++++ TASK INPUTS

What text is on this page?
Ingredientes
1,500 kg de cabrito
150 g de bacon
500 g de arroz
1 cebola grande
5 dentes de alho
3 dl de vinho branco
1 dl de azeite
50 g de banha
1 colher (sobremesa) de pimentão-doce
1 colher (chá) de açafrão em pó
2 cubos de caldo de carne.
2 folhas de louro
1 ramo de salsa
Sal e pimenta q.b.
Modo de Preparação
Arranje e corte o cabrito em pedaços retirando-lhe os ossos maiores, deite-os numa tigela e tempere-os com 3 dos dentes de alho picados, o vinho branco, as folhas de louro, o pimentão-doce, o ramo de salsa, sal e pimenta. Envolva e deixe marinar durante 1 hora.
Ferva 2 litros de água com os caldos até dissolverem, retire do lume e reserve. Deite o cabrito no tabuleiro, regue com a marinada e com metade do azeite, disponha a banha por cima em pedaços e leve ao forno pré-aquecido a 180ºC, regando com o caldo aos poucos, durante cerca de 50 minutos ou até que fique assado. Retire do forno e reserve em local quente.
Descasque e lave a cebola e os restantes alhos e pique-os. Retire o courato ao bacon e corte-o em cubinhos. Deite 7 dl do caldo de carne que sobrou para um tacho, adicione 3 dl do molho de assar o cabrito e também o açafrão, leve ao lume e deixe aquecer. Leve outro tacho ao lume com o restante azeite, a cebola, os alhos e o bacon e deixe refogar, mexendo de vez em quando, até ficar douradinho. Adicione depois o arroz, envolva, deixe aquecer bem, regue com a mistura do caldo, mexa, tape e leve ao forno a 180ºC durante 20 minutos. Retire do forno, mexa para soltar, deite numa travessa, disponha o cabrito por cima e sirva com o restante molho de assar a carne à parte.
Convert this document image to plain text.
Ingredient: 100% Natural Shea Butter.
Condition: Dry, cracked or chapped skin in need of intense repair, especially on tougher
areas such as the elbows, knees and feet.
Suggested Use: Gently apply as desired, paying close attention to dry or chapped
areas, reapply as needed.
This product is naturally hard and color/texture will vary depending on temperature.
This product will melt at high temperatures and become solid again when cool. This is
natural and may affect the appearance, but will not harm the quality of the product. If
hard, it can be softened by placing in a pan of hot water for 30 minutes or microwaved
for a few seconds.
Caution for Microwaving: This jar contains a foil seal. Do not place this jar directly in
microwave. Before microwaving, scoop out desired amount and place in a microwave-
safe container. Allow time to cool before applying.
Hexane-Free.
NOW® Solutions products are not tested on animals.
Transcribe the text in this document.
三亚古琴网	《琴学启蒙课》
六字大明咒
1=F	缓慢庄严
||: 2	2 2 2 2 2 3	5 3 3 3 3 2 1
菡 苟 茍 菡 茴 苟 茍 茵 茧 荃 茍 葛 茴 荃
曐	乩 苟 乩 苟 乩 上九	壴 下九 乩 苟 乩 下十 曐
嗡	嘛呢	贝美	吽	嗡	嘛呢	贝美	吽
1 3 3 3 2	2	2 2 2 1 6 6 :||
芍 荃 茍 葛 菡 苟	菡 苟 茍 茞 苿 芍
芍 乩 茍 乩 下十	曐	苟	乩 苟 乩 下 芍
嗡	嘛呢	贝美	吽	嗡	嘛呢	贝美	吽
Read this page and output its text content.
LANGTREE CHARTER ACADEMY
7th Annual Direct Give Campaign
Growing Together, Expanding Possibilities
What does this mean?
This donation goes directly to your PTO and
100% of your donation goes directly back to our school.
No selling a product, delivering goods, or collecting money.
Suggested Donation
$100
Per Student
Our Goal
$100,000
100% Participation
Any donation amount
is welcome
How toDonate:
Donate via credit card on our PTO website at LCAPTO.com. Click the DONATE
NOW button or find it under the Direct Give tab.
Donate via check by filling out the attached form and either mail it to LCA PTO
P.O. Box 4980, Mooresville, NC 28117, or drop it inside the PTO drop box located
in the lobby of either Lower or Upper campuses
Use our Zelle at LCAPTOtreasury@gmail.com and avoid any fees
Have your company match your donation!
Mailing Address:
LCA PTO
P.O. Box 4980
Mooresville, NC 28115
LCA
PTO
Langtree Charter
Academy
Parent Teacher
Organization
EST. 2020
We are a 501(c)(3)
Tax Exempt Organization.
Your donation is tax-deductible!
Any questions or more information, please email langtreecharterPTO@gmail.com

++++++++

• GIVEN INSTRUCTION:
Copy all the entries verbatim.

• SOLUTION:
What text is on this page?
Ingredientes
1,500 kg de cabrito
150 g de bacon
500 g de arroz
1 cebola grande
5 dentes de alho
3 dl de vinho branco
1 dl de azeite
50 g de banha
1 colher (sobremesa) de pimentão-doce
1 colher (chá) de açafrão em pó
2 cubos de caldo de carne.
2 folhas de louro
1 ramo de salsa
Sal e pimenta q.b.
Modo de Preparação
Arranje e corte o cabrito em pedaços retirando-lhe os ossos maiores, deite-os numa tigela e tempere-os com 3 dos dentes de alho picados, o vinho branco, as folhas de louro, o pimentão-doce, o ramo de salsa, sal e pimenta. Envolva e deixe marinar durante 1 hora.
Ferva 2 litros de água com os caldos até dissolverem, retire do lume e reserve. Deite o cabrito no tabuleiro, regue com a marinada e com metade do azeite, disponha a banha por cima em pedaços e leve ao forno pré-aquecido a 180ºC, regando com o caldo aos poucos, durante cerca de 50 minutos ou até que fique assado. Retire do forno e reserve em local quente.
Descasque e lave a cebola e os restantes alhos e pique-os. Retire o courato ao bacon e corte-o em cubinhos. Deite 7 dl do caldo de carne que sobrou para um tacho, adicione 3 dl do molho de assar o cabrito e também o açafrão, leve ao lume e deixe aquecer. Leve outro tacho ao lume com o restante azeite, a cebola, os alhos e o bacon e deixe refogar, mexendo de vez em quando, até ficar douradinho. Adicione depois o arroz, envolva, deixe aquecer bem, regue com a mistura do caldo, mexa, tape e leve ao forno a 180ºC durante 20 minutos. Retire do forno, mexa para soltar, deite numa travessa, disponha o cabrito por cima e sirva com o restante molho de assar a carne à parte.
Convert this document image to plain text.
Ingredient: 100% Natural Shea Butter.
Condition: Dry, cracked or chapped skin in need of intense repair, especially on tougher
areas such as the elbows, knees and feet.
Suggested Use: Gently apply as desired, paying close attention to dry or chapped
areas, reapply as needed.
This product is naturally hard and color/texture will vary depending on temperature.
This product will melt at high temperatures and become solid again when cool. This is
natural and may affect the appearance, but will not harm the quality of the product. If
hard, it can be softened by placing in a pan of hot water for 30 minutes or microwaved
for a few seconds.
Caution for Microwaving: This jar contains a foil seal. Do not place this jar directly in
microwave. Before microwaving, scoop out desired amount and place in a microwave-
safe container. Allow time to cool before applying.
Hexane-Free.
NOW® Solutions products are not tested on animals.
Transcribe the text in this document.
三亚古琴网	《琴学启蒙课》
六字大明咒
1=F	缓慢庄严
||: 2	2 2 2 2 2 3	5 3 3 3 3 2 1
菡 苟 茍 菡 茴 苟 茍 茵 茧 荃 茍 葛 茴 荃
曐	乩 苟 乩 苟 乩 上九	壴 下九 乩 苟 乩 下十 曐
嗡	嘛呢	贝美	吽	嗡	嘛呢	贝美	吽
1 3 3 3 2	2	2 2 2 1 6 6 :||
芍 荃 茍 葛 菡 苟	菡 苟 茍 茞 苿 芍
芍 乩 茍 乩 下十	曐	苟	乩 苟 乩 下 芍
嗡	嘛呢	贝美	吽	嗡	嘛呢	贝美	吽
Read this page and output its text content.
LANGTREE CHARTER ACADEMY
7th Annual Direct Give Campaign
Growing Together, Expanding Possibilities
What does this mean?
This donation goes directly to your PTO and
100% of your donation goes directly back to our school.
No selling a product, delivering goods, or collecting money.
Suggested Donation
$100
Per Student
Our Goal
$100,000
100% Participation
Any donation amount
is welcome
How toDonate:
Donate via credit card on our PTO website at LCAPTO.com. Click the DONATE
NOW button or find it under the Direct Give tab.
Donate via check by filling out the attached form and either mail it to LCA PTO
P.O. Box 4980, Mooresville, NC 28117, or drop it inside the PTO drop box located
in the lobby of either Lower or Upper campuses
Use our Zelle at LCAPTOtreasury@gmail.com and avoid any fees
Have your company match your donation!
Mailing Address:
LCA PTO
P.O. Box 4980
Mooresville, NC 28115
LCA
PTO
Langtree Charter
Academy
Parent Teacher
Organization
EST. 2020
We are a 501(c)(3)
Tax Exempt Organization.
Your donation is tax-deductible!
Any questions or more information, please email langtreecharterPTO@gmail.com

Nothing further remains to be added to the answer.